## Given exercise
Every line below that holds the string "показатель" should be copied out.

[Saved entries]
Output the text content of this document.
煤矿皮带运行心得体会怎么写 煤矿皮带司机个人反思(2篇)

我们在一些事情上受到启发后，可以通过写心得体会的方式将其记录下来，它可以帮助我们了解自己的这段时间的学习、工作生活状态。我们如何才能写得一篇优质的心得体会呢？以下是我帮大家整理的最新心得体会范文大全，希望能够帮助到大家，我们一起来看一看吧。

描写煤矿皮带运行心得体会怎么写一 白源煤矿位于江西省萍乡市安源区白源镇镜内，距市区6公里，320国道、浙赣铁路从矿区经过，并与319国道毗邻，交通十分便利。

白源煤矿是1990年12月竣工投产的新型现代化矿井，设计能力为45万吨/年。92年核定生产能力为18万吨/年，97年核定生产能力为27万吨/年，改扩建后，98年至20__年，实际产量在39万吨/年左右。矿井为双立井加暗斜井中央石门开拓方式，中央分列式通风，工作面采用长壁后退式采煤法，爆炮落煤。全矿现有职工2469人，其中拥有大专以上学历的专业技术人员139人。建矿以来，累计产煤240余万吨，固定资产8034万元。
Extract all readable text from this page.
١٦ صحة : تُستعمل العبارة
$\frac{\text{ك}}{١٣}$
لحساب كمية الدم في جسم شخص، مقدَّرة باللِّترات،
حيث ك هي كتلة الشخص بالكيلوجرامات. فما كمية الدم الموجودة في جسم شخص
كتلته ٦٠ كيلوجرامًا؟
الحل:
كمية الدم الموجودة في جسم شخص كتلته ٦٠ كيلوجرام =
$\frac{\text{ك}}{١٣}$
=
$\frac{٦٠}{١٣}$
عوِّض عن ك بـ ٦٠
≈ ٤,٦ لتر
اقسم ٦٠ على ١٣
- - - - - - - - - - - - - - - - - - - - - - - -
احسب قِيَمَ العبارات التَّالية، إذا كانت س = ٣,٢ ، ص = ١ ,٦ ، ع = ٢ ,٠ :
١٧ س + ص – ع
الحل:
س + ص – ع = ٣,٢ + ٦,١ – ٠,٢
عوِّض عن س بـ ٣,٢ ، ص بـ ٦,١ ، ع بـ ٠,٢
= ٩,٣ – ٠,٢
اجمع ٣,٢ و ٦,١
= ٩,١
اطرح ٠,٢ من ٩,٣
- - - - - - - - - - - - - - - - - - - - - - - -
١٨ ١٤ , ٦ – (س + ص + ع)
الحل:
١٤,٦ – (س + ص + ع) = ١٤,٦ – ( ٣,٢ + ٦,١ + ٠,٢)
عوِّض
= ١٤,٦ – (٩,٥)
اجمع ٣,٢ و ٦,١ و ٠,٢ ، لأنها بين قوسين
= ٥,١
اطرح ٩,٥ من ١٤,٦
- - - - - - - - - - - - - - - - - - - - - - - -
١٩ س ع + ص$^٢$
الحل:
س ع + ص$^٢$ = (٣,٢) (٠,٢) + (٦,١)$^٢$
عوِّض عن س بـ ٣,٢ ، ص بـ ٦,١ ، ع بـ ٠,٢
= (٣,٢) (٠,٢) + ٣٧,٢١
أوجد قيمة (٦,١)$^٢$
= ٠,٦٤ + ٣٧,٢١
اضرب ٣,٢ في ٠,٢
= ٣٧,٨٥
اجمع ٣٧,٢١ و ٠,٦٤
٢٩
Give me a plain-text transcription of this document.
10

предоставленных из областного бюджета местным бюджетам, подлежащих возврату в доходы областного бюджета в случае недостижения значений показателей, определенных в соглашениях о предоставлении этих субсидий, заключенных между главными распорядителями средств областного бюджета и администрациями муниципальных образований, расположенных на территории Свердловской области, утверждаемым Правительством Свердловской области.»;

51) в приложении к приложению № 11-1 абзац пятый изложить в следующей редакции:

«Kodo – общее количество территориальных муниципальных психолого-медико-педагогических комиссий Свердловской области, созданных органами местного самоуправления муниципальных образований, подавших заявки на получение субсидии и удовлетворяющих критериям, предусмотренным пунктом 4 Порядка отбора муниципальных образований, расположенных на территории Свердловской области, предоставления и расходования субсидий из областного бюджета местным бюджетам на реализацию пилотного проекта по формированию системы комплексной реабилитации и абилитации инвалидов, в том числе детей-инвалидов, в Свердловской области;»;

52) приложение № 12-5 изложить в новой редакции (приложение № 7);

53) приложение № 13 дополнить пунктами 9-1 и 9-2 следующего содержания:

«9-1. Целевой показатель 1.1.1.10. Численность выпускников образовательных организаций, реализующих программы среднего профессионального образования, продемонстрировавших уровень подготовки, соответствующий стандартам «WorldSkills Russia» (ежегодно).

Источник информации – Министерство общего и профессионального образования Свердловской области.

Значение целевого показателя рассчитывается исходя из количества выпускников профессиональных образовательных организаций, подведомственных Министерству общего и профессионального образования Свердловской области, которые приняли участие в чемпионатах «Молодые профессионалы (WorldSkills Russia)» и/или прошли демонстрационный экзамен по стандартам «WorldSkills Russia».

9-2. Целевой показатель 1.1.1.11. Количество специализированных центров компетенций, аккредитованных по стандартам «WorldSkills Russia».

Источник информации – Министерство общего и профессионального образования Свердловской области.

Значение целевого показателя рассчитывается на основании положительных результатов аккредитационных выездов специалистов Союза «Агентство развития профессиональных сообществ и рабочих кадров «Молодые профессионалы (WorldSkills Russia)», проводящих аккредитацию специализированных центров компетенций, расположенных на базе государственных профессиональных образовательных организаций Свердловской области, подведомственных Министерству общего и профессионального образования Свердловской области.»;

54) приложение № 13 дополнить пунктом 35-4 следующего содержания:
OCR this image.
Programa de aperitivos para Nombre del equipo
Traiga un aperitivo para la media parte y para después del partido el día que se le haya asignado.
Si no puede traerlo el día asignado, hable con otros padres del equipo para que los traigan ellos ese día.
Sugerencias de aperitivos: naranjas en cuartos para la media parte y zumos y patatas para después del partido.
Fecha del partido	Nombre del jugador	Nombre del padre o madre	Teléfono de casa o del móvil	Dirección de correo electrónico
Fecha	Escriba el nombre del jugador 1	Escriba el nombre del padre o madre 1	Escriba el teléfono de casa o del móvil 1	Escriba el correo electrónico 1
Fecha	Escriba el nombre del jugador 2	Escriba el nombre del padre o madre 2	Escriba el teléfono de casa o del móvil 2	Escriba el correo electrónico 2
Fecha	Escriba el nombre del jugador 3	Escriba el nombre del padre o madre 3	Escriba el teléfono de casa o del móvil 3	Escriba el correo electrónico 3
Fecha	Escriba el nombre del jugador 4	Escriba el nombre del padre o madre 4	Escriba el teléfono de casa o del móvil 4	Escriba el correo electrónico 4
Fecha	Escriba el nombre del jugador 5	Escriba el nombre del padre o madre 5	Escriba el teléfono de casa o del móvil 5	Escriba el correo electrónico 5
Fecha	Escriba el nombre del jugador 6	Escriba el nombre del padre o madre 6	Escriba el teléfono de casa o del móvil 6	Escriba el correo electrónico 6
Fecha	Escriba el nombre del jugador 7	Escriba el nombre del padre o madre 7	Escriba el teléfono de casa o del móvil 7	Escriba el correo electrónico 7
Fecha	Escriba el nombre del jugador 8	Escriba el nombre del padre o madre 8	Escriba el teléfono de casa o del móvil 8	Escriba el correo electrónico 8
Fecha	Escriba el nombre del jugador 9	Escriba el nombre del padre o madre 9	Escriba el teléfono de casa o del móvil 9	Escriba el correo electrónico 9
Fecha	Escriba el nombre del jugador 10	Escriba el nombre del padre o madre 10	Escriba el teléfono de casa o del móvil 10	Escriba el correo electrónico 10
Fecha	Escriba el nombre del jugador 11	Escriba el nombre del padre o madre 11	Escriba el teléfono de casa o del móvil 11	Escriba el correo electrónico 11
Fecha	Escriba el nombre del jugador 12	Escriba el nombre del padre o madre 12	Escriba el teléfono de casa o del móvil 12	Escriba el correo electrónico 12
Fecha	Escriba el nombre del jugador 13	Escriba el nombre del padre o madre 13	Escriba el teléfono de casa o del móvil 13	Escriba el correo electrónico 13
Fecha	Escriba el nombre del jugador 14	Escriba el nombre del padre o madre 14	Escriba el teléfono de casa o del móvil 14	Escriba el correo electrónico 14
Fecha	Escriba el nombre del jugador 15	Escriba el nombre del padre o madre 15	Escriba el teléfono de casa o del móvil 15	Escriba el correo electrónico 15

## Answer to the task
«9-1. Целевой показатель 1.1.1.10. Численность выпускников образовательных организаций, реализующих программы среднего профессионального образования, продемонстрировавших уровень подготовки, соответствующий стандартам «WorldSkills Russia» (ежегодно).
9-2. Целевой показатель 1.1.1.11. Количество специализированных центров компетенций, аккредитованных по стандартам «WorldSkills Russia».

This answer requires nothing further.